*Exercise directions*: Put every line of the entries below into a Markdown table with the columns Row and Line, numbering the rows in order and leaving out blank lines.

(Element and coordinate entries)
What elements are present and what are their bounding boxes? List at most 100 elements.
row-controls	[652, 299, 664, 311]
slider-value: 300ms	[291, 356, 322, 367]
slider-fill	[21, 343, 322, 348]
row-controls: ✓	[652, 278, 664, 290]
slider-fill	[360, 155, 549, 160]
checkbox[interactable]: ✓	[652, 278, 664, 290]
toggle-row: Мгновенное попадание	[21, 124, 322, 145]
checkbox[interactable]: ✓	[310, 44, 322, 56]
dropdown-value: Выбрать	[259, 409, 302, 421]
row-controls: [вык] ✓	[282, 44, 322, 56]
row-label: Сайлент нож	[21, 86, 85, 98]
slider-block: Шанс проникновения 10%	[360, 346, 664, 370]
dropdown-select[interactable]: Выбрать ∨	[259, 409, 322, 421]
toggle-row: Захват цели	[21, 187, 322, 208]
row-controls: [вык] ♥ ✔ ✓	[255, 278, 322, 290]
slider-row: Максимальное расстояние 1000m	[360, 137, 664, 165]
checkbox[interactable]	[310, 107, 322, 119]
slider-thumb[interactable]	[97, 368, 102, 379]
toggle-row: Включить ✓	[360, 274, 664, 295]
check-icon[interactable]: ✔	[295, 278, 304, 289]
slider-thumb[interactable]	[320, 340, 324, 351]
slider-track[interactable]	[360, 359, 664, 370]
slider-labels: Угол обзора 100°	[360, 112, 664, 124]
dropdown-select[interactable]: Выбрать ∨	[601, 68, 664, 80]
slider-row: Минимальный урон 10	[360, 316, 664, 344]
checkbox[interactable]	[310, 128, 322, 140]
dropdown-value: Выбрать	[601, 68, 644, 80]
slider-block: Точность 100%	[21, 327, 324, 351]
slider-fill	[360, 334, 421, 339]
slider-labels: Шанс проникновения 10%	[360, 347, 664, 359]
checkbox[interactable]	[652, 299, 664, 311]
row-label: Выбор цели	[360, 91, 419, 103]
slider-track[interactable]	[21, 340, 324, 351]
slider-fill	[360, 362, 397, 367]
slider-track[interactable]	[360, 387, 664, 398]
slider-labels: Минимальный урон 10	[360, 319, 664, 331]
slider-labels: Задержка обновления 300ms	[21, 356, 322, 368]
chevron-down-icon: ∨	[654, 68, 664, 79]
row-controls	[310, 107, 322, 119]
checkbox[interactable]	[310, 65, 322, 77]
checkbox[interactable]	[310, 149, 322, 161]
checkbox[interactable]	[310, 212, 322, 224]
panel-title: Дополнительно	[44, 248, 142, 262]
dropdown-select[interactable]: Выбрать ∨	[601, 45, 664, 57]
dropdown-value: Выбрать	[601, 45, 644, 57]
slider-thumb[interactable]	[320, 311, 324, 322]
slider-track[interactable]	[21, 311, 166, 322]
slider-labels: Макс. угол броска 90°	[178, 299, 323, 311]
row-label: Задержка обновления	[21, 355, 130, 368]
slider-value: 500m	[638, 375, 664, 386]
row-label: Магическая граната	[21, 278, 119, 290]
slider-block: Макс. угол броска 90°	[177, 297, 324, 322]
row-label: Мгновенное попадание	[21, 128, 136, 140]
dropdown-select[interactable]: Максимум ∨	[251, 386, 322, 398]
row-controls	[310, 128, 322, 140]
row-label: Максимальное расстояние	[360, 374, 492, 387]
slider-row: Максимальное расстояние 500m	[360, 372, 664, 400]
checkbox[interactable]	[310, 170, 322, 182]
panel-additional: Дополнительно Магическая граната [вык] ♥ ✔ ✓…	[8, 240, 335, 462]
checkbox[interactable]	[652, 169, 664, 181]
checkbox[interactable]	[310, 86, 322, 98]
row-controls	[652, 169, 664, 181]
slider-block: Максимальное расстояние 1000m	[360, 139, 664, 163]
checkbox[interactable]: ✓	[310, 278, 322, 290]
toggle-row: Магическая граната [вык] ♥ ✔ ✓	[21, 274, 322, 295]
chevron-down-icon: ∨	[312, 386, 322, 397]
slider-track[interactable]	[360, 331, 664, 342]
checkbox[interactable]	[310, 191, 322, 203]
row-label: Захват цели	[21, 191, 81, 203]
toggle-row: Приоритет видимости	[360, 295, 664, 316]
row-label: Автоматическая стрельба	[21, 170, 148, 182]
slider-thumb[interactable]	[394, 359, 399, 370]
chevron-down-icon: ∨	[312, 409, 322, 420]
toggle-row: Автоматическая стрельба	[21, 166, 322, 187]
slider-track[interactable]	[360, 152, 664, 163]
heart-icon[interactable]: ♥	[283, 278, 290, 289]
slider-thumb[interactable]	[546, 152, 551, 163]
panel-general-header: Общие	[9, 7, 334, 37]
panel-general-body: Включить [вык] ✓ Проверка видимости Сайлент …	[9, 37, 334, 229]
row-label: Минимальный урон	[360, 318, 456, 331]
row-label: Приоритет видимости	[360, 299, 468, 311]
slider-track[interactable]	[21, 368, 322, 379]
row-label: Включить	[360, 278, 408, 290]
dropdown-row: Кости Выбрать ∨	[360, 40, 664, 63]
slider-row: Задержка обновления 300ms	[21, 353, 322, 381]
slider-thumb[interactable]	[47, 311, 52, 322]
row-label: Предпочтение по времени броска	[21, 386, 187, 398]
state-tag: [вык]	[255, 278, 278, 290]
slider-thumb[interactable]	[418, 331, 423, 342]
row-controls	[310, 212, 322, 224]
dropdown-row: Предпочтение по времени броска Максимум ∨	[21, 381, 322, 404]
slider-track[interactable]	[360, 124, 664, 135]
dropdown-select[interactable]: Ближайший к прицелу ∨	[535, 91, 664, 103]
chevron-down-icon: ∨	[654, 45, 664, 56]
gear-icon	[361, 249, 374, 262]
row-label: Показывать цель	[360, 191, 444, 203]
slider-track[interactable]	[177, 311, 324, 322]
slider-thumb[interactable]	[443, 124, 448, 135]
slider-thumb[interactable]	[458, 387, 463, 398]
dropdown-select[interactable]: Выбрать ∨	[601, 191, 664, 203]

*Response to this task*:
| Row | Line |
|---|---|
| 1 | What elements are present and what are their bounding boxes? List at most 100 elements. |
| 2 | row-controls	[652, 299, 664, 311] |
| 3 | slider-value: 300ms	[291, 356, 322, 367] |
| 4 | slider-fill	[21, 343, 322, 348] |
| 5 | row-controls: ✓	[652, 278, 664, 290] |
| 6 | slider-fill	[360, 155, 549, 160] |
| 7 | checkbox[interactable]: ✓	[652, 278, 664, 290] |
| 8 | toggle-row: Мгновенное попадание	[21, 124, 322, 145] |
| 9 | checkbox[interactable]: ✓	[310, 44, 322, 56] |
| 10 | dropdown-value: Выбрать	[259, 409, 302, 421] |
| 11 | row-controls: [вык] ✓	[282, 44, 322, 56] |
| 12 | row-label: Сайлент нож	[21, 86, 85, 98] |
| 13 | slider-block: Шанс проникновения 10%	[360, 346, 664, 370] |
| 14 | dropdown-select[interactable]: Выбрать ∨	[259, 409, 322, 421] |
| 15 | toggle-row: Захват цели	[21, 187, 322, 208] |
| 16 | row-controls: [вык] ♥ ✔ ✓	[255, 278, 322, 290] |
| 17 | slider-row: Максимальное расстояние 1000m	[360, 137, 664, 165] |
| 18 | checkbox[interactable]	[310, 107, 322, 119] |
| 19 | slider-thumb[interactable]	[97, 368, 102, 379] |
| 20 | toggle-row: Включить ✓	[360, 274, 664, 295] |
| 21 | check-icon[interactable]: ✔	[295, 278, 304, 289] |
| 22 | slider-thumb[interactable]	[320, 340, 324, 351] |
| 23 | slider-track[interactable]	[360, 359, 664, 370] |
| 24 | slider-labels: Угол обзора 100°	[360, 112, 664, 124] |
| 25 | dropdown-select[interactable]: Выбрать ∨	[601, 68, 664, 80] |
| 26 | slider-row: Минимальный урон 10	[360, 316, 664, 344] |
| 27 | checkbox[interactable]	[310, 128, 322, 140] |
| 28 | dropdown-value: Выбрать	[601, 68, 644, 80] |
| 29 | slider-block: Точность 100%	[21, 327, 324, 351] |
| 30 | slider-fill	[360, 334, 421, 339] |
| 31 | slider-labels: Шанс проникновения 10%	[360, 347, 664, 359] |
| 32 | checkbox[interactable]	[652, 299, 664, 311] |
| 33 | row-label: Выбор цели	[360, 91, 419, 103] |
| 34 | slider-track[interactable]	[21, 340, 324, 351] |
| 35 | slider-fill	[360, 362, 397, 367] |
| 36 | slider-track[interactable]	[360, 387, 664, 398] |
| 37 | slider-labels: Минимальный урон 10	[360, 319, 664, 331] |
| 38 | slider-labels: Задержка обновления 300ms	[21, 356, 322, 368] |
| 39 | chevron-down-icon: ∨	[654, 68, 664, 79] |
| 40 | row-controls	[310, 107, 322, 119] |
| 41 | checkbox[interactable]	[310, 65, 322, 77] |
| 42 | checkbox[interactable]	[310, 149, 322, 161] |
| 43 | checkbox[interactable]	[310, 212, 322, 224] |
| 44 | panel-title: Дополнительно	[44, 248, 142, 262] |
| 45 | dropdown-select[interactable]: Выбрать ∨	[601, 45, 664, 57] |
| 46 | dropdown-value: Выбрать	[601, 45, 644, 57] |
| 47 | slider-thumb[interactable]	[320, 311, 324, 322] |
| 48 | slider-track[interactable]	[21, 311, 166, 322] |
| 49 | slider-labels: Макс. угол броска 90°	[178, 299, 323, 311] |
| 50 | row-label: Задержка обновления	[21, 355, 130, 368] |
| 51 | slider-value: 500m	[638, 375, 664, 386] |
| 52 | row-label: Магическая граната	[21, 278, 119, 290] |
| 53 | slider-block: Макс. угол броска 90°	[177, 297, 324, 322] |
| 54 | row-label: Мгновенное попадание	[21, 128, 136, 140] |
| 55 | dropdown-select[interactable]: Максимум ∨	[251, 386, 322, 398] |
| 56 | row-controls	[310, 128, 322, 140] |
| 57 | row-label: Максимальное расстояние	[360, 374, 492, 387] |
| 58 | slider-row: Максимальное расстояние 500m	[360, 372, 664, 400] |
| 59 | checkbox[interactable]	[310, 170, 322, 182] |
| 60 | panel-additional: Дополнительно Магическая граната [вык] ♥ ✔ ✓…	[8, 240, 335, 462] |
| 61 | checkbox[interactable]	[652, 169, 664, 181] |
| 62 | checkbox[interactable]	[310, 86, 322, 98] |
| 63 | row-controls	[652, 169, 664, 181] |
| 64 | slider-block: Максимальное расстояние 1000m	[360, 139, 664, 163] |
| 65 | checkbox[interactable]: ✓	[310, 278, 322, 290] |
| 66 | toggle-row: Магическая граната [вык] ♥ ✔ ✓	[21, 274, 322, 295] |
| 67 | chevron-down-icon: ∨	[312, 386, 322, 397] |
| 68 | slider-track[interactable]	[360, 331, 664, 342] |
| 69 | checkbox[interactable]	[310, 191, 322, 203] |
| 70 | row-label: Захват цели	[21, 191, 81, 203] |
| 71 | toggle-row: Приоритет видимости	[360, 295, 664, 316] |
| 72 | row-label: Автоматическая стрельба	[21, 170, 148, 182] |
| 73 | slider-thumb[interactable]	[394, 359, 399, 370] |
| 74 | chevron-down-icon: ∨	[312, 409, 322, 420] |
| 75 | toggle-row: Автоматическая стрельба	[21, 166, 322, 187] |
| 76 | slider-track[interactable]	[360, 152, 664, 163] |
| 77 | heart-icon[interactable]: ♥	[283, 278, 290, 289] |
| 78 | slider-thumb[interactable]	[546, 152, 551, 163] |
| 79 | panel-general-header: Общие	[9, 7, 334, 37] |
| 80 | panel-general-body: Включить [вык] ✓ Проверка видимости Сайлент …	[9, 37, 334, 229] |
| 81 | row-label: Минимальный урон	[360, 318, 456, 331] |
| 82 | row-label: Приоритет видимости	[360, 299, 468, 311] |
| 83 | slider-track[interactable]	[21, 368, 322, 379] |
| 84 | row-label: Включить	[360, 278, 408, 290] |
| 85 | dropdown-row: Кости Выбрать ∨	[360, 40, 664, 63] |
| 86 | slider-row: Задержка обновления 300ms	[21, 353, 322, 381] |
| 87 | slider-thumb[interactable]	[47, 311, 52, 322] |
| 88 | row-label: Предпочтение по времени броска	[21, 386, 187, 398] |
| 89 | state-tag: [вык]	[255, 278, 278, 290] |
| 90 | slider-thumb[interactable]	[418, 331, 423, 342] |
| 91 | row-controls	[310, 212, 322, 224] |
| 92 | dropdown-row: Предпочтение по времени броска Максимум ∨	[21, 381, 322, 404] |
| 93 | slider-track[interactable]	[360, 124, 664, 135] |
| 94 | dropdown-select[interactable]: Ближайший к прицелу ∨	[535, 91, 664, 103] |
| 95 | chevron-down-icon: ∨	[654, 45, 664, 56] |
| 96 | gear-icon	[361, 249, 374, 262] |
| 97 | row-label: Показывать цель	[360, 191, 444, 203] |
| 98 | slider-track[interactable]	[177, 311, 324, 322] |
| 99 | slider-thumb[interactable]	[443, 124, 448, 135] |
| 100 | slider-thumb[interactable]	[458, 387, 463, 398] |
| 101 | dropdown-select[interactable]: Выбрать ∨	[601, 191, 664, 203] |